However, instead of hardwiring a particular number,
a more general strategy is to define a symbolic
constant `maxInt` to represent _any_ arbitrary
overflow value and thus, make the type checking
robust to different machine integer widths.

\begin{code}
-- defines an Int constant called `maxInt`
{-@ measure maxInt :: Int @-}
\end{code}

To tell LH that `maxInt` is the "biggest" `Int`,
we write a predicate that describes values bounded
by `maxInt`:

\begin{code}
{-@ predicate Bounded N = 0 < N + maxInt && N < maxInt @-}
\end{code}

Thus, `Bounded n` means that the number `n` is in
the range `[-maxInt, maxInt]`.

**B.  Bounded Machine Arithmetic**

Next, we can assign the machine arithmetic operations
types that properly capture the possibility of arithmetic
overflows. Here are _two_ possible specifications.

**Strict: Thou Shalt Not Overflow** A _strict_ specification
simply prohibits any overflow:

\begin{code}
{-@ plusStrict :: x:Int -> y:{Int|Bounded(x+y)} -> {v:Int|v = x+y} @-}
plusStrict x y = x Prelude.+ y
\end{code}

The inputs `x` and `y` _must_ be such that the result is `Bounded`,
and in that case, the output value is indeed their logical sum.

* Records shown:
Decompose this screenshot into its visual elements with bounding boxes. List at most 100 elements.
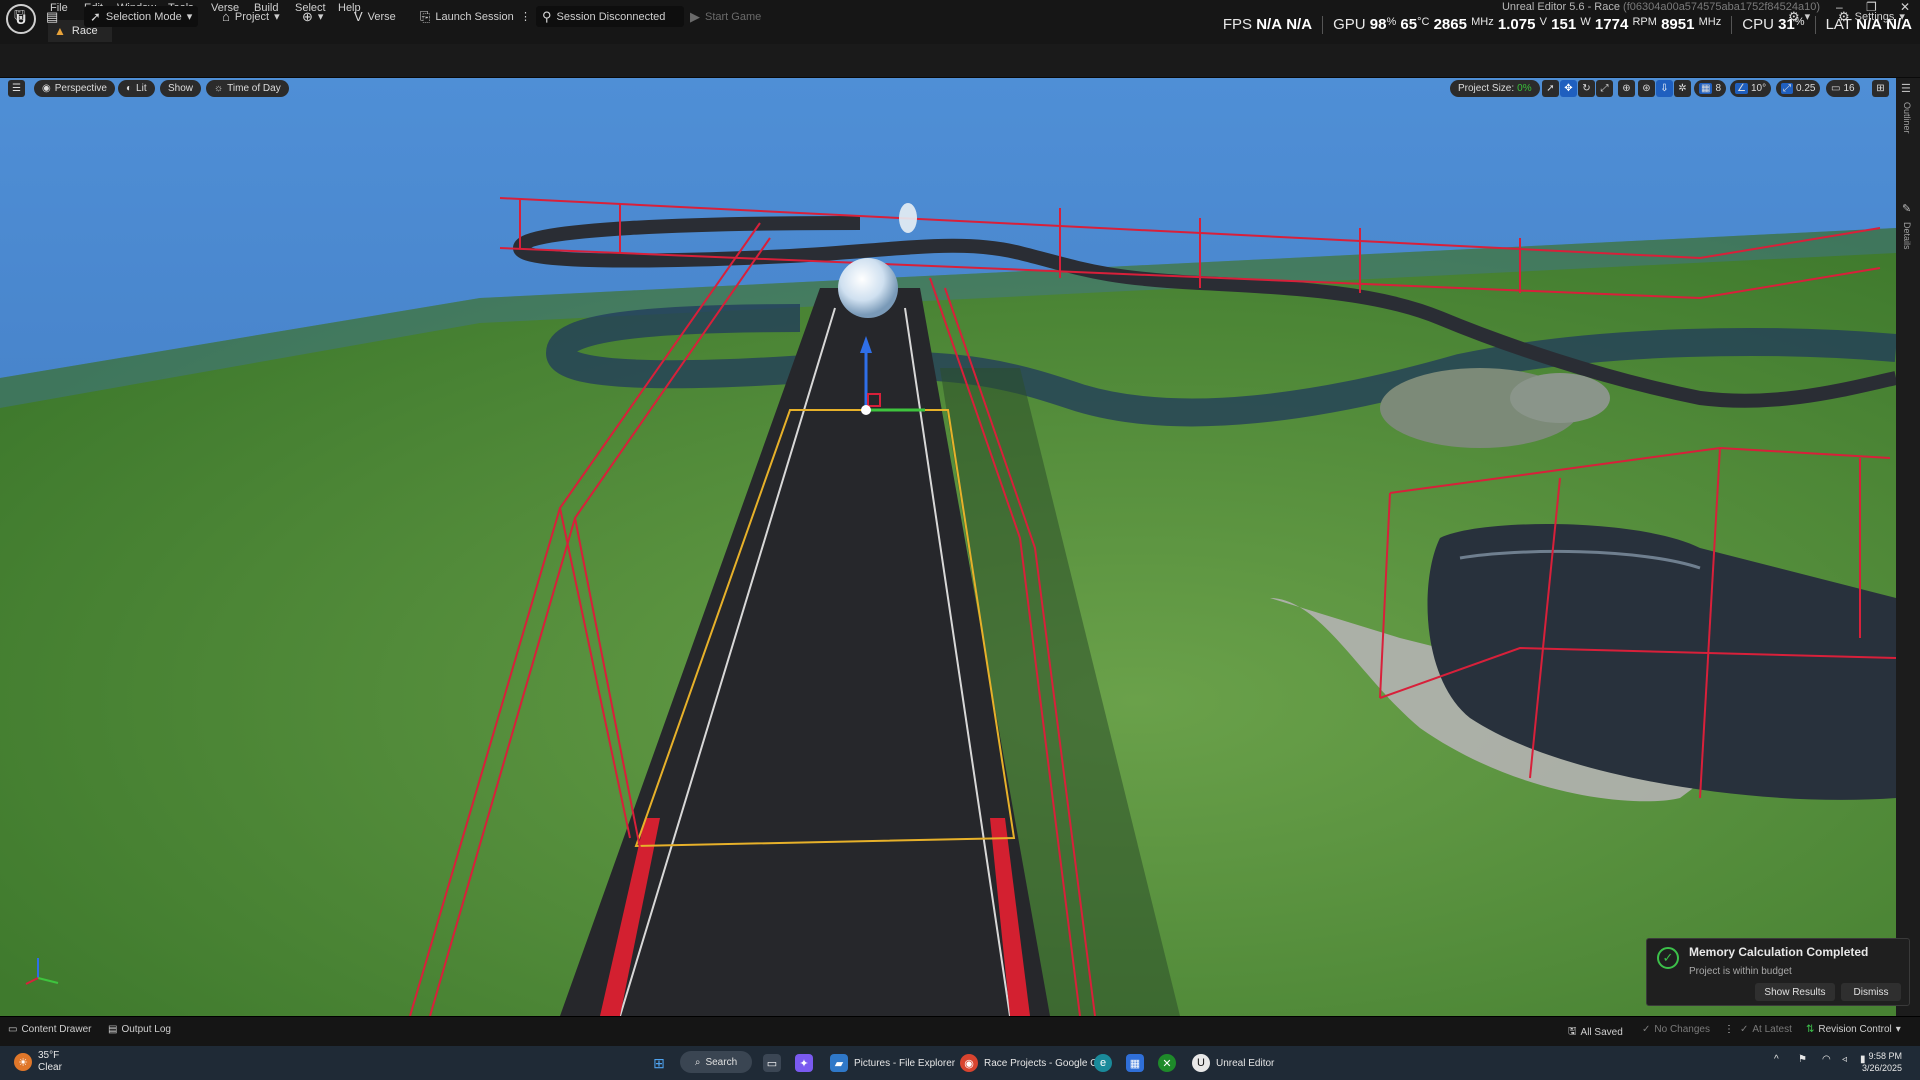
tray-chevron-icon[interactable]: ^ bbox=[1774, 1054, 1779, 1065]
revision-control-icon: ⇅ bbox=[1806, 1024, 1815, 1035]
project-size-indicator[interactable]: Project Size: 0% bbox=[1450, 80, 1540, 97]
file-explorer-icon: ▰ bbox=[830, 1054, 848, 1072]
start-game-button[interactable]: ▶ Start Game bbox=[684, 6, 767, 27]
window-title: Unreal Editor 5.6 - Race (f06304a00a5745… bbox=[1502, 1, 1820, 13]
gpu-load-unit: % bbox=[1386, 16, 1397, 28]
dismiss-button[interactable]: Dismiss bbox=[1841, 983, 1901, 1001]
project-dropdown[interactable]: ⌂ Project ▾ bbox=[216, 6, 286, 27]
translate-tool-icon[interactable]: ✥ bbox=[1560, 80, 1577, 97]
divider bbox=[1731, 16, 1733, 34]
drop-snap-icon[interactable]: ⇩ bbox=[1656, 80, 1673, 97]
show-results-button[interactable]: Show Results bbox=[1755, 983, 1835, 1001]
selection-mode-dropdown[interactable]: ➚ Selection Mode ▾ bbox=[84, 6, 199, 27]
selection-mode-label: Selection Mode bbox=[105, 10, 182, 23]
taskbar-search[interactable]: ⌕ Search bbox=[680, 1051, 752, 1073]
tray-app-icon[interactable]: ⚑ bbox=[1798, 1054, 1807, 1065]
log-icon: ▤ bbox=[108, 1024, 118, 1035]
select-tool-icon[interactable]: ➚ bbox=[1542, 80, 1559, 97]
xbox-icon[interactable]: ✕ bbox=[1158, 1054, 1176, 1072]
session-status-label: Session Disconnected bbox=[556, 10, 666, 23]
rotation-snap-toggle[interactable]: ∠ 10° bbox=[1730, 80, 1772, 97]
verse-button[interactable]: V Verse bbox=[348, 6, 402, 27]
status-bar bbox=[0, 1016, 1920, 1047]
weather-temp: 35°F bbox=[38, 1050, 60, 1061]
all-saved-indicator[interactable]: 🖫 All Saved bbox=[1568, 1024, 1623, 1041]
outliner-tab[interactable]: Outliner bbox=[1902, 102, 1912, 134]
store-icon[interactable]: ▦ bbox=[1126, 1054, 1144, 1072]
grid-snap-toggle[interactable]: ▦ 8 bbox=[1694, 80, 1727, 97]
surface-snap-icon[interactable]: ⊛ bbox=[1638, 80, 1655, 97]
time-of-day-dropdown[interactable]: ☼ Time of Day bbox=[206, 80, 289, 97]
add-content-dropdown[interactable]: ⊕ ▾ bbox=[296, 6, 329, 27]
save-status-icon: 🖫 bbox=[1568, 1026, 1577, 1037]
verse-icon: V bbox=[354, 9, 363, 24]
save-icon[interactable]: 🖫 bbox=[8, 6, 31, 27]
revision-control-dropdown[interactable]: ⇅ Revision Control ▾ bbox=[1806, 1024, 1901, 1035]
content-browser-icon[interactable]: ▤ bbox=[40, 6, 64, 27]
gpu-clock-unit: MHz bbox=[1471, 16, 1494, 28]
gpu-mem-unit: MHz bbox=[1698, 16, 1722, 28]
toast-title: Memory Calculation Completed bbox=[1689, 945, 1869, 959]
window-title-text: Unreal Editor 5.6 - Race bbox=[1501, 1, 1620, 13]
windows-start-icon[interactable]: ⊞ bbox=[650, 1054, 668, 1072]
no-changes-label: No Changes bbox=[1654, 1024, 1710, 1035]
angle-icon: ∠ bbox=[1735, 83, 1748, 94]
divider bbox=[1322, 16, 1324, 34]
settings-label: Settings bbox=[1854, 10, 1895, 23]
rotate-tool-icon[interactable]: ↻ bbox=[1578, 80, 1595, 97]
more-options-icon[interactable]: ⋮ bbox=[1724, 1024, 1734, 1035]
perspective-dropdown[interactable]: ◉ Perspective bbox=[34, 80, 115, 97]
maximize-viewport-icon[interactable]: ⊞ bbox=[1872, 80, 1889, 97]
camera-icon: ◉ bbox=[42, 83, 51, 94]
show-dropdown[interactable]: Show bbox=[160, 80, 202, 97]
view-mode-dropdown[interactable]: ◐ Lit bbox=[118, 80, 155, 97]
details-icon[interactable]: ✎ bbox=[1902, 202, 1911, 215]
session-status[interactable]: ⚲ Session Disconnected bbox=[536, 6, 684, 27]
settings-dropdown[interactable]: ⚙ Settings ▾ bbox=[1832, 6, 1911, 27]
project-size-label: Project Size: bbox=[1458, 83, 1515, 94]
output-log-button[interactable]: ▤ Output Log bbox=[108, 1024, 171, 1035]
scene-render bbox=[0, 78, 1896, 1016]
copilot-icon[interactable]: ✦ bbox=[795, 1054, 813, 1072]
volume-icon[interactable]: ◃ bbox=[1842, 1054, 1847, 1065]
gizmo-pivot[interactable] bbox=[861, 405, 871, 415]
play-icon: ▶ bbox=[690, 8, 700, 24]
perspective-label: Perspective bbox=[54, 83, 107, 94]
grid-icon: ▦ bbox=[1699, 83, 1713, 94]
taskbar-file-explorer[interactable]: ▰ Pictures - File Explorer bbox=[830, 1054, 955, 1072]
world-space-icon[interactable]: ⊕ bbox=[1618, 80, 1635, 97]
content-drawer-button[interactable]: ▭ Content Drawer bbox=[8, 1024, 91, 1035]
edge-icon[interactable]: e bbox=[1094, 1054, 1112, 1072]
checkpoint-marker[interactable] bbox=[899, 203, 917, 233]
details-tab[interactable]: Details bbox=[1902, 222, 1912, 250]
notification-toast: ✓ Memory Calculation Completed Project i… bbox=[1646, 938, 1910, 1006]
platform-icon[interactable]: ⚙ ▾ bbox=[1782, 6, 1816, 27]
taskbar-chrome[interactable]: ◉ Race Projects - Google C bbox=[960, 1054, 1097, 1072]
player-spawn-sphere[interactable] bbox=[838, 258, 898, 318]
task-view-icon[interactable]: ▭ bbox=[763, 1054, 781, 1072]
project-size-value: 0% bbox=[1517, 83, 1532, 94]
weather-widget[interactable]: ☀ 35°F Clear bbox=[14, 1050, 62, 1074]
gpu-fan: 1774 bbox=[1594, 16, 1629, 33]
disconnected-icon: ⚲ bbox=[542, 8, 552, 24]
more-options-icon[interactable]: ⋮ bbox=[514, 6, 537, 27]
scale-tool-icon[interactable]: ⤢ bbox=[1596, 80, 1613, 97]
search-label: Search bbox=[705, 1056, 738, 1068]
outliner-icon[interactable]: ☰ bbox=[1901, 82, 1911, 95]
launch-session-button[interactable]: ⎘ Launch Session bbox=[414, 6, 520, 27]
scale-snap-toggle[interactable]: ⤢ 0.25 bbox=[1776, 80, 1821, 97]
no-changes-indicator[interactable]: ✓ No Changes bbox=[1642, 1024, 1710, 1035]
transform-snap-icon[interactable]: ✲ bbox=[1674, 80, 1691, 97]
search-icon: ⌕ bbox=[694, 1056, 701, 1068]
chevron-down-icon: ▾ bbox=[274, 11, 280, 23]
viewport-menu-icon[interactable]: ☰ bbox=[8, 80, 25, 97]
wifi-icon[interactable]: ◠ bbox=[1822, 1054, 1831, 1065]
camera-speed-dropdown[interactable]: ▭ 16 bbox=[1826, 80, 1860, 97]
at-latest-indicator[interactable]: ✓ At Latest bbox=[1740, 1024, 1792, 1035]
clock[interactable]: 9:58 PM 3/26/2025 bbox=[1862, 1050, 1902, 1074]
time-of-day-label: Time of Day bbox=[227, 83, 281, 94]
verse-label: Verse bbox=[367, 10, 396, 23]
taskbar-unreal-editor[interactable]: U Unreal Editor bbox=[1192, 1054, 1274, 1072]
output-log-label: Output Log bbox=[121, 1024, 171, 1035]
level-viewport[interactable] bbox=[0, 78, 1896, 1016]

* Complete the following:
- A) Please repeat the passage on integer overflow between "Next, we can" and "are _two_ possible specifications.", inclusive.
- B) Pick up the passage on integer overflow after its final sentence and carry it forward.
The listing is separate material and has no connection to the passage on integer overflow.

* Exercise responses:
- A)
Next, we can assign the machine arithmetic operations
types that properly capture the possibility of arithmetic
overflows. Here are _two_ possible specifications.

- B)
**Lazy: Overflow at Thine Own Risk** Instead, a _lazy_
specification could permit overflows but gives no
guarantees about the output when they occur.

\begin{code}
{-@ plusLazy :: x:Int -> y:Int -> {v:Int|Bounded(x+y) => v = x+y} @-}
plusLazy x y = x Prelude.+ y
\end{code}

The lazy specification says that while `plusLazy`
can be called with any values you like, the
result is the logical sum
*only if there is no overflow*.


To understand the difference between the two
specifications, lets revisit the `monoPlus`
property using the new machine-arithmetic
sensitive signatures:

\begin{code}
{-@ monoPlusStrict :: Int -> {v:Bool | v <=> true } @-}
monoPlusStrict x = x < plusStrict x 1

{-@ monoPlusLazy :: Int -> {v:Bool | v <=> true } @-}
monoPlusLazy x = x < plusLazy x 1
\end{code}

Both are rejected by LH, since, as we saw earlier,
the functions _do not_ always evaluate to `True`.
However, in the strict version the error is at the
possibly overflowing call to `plusStrict`.
In the lazy version, the call to `plusLazy` is
accepted, but as the returned value is some
arbitrary `Int` (not the logical `x+1`), the
comparison may return `False` hence the output
is not always `True`.

**Exercise:** Can you fix the specification
for `monoPlusStrict` and `monoPlusLazy` to
get LH to verify the implementation?


3. A Typeclass for Machine Arithmetic
-------------------------------------

Its a bit inconvenient to write `plusStrict` and `plusLazy`,
and really, we'd just like to write `+` and `-` and so on.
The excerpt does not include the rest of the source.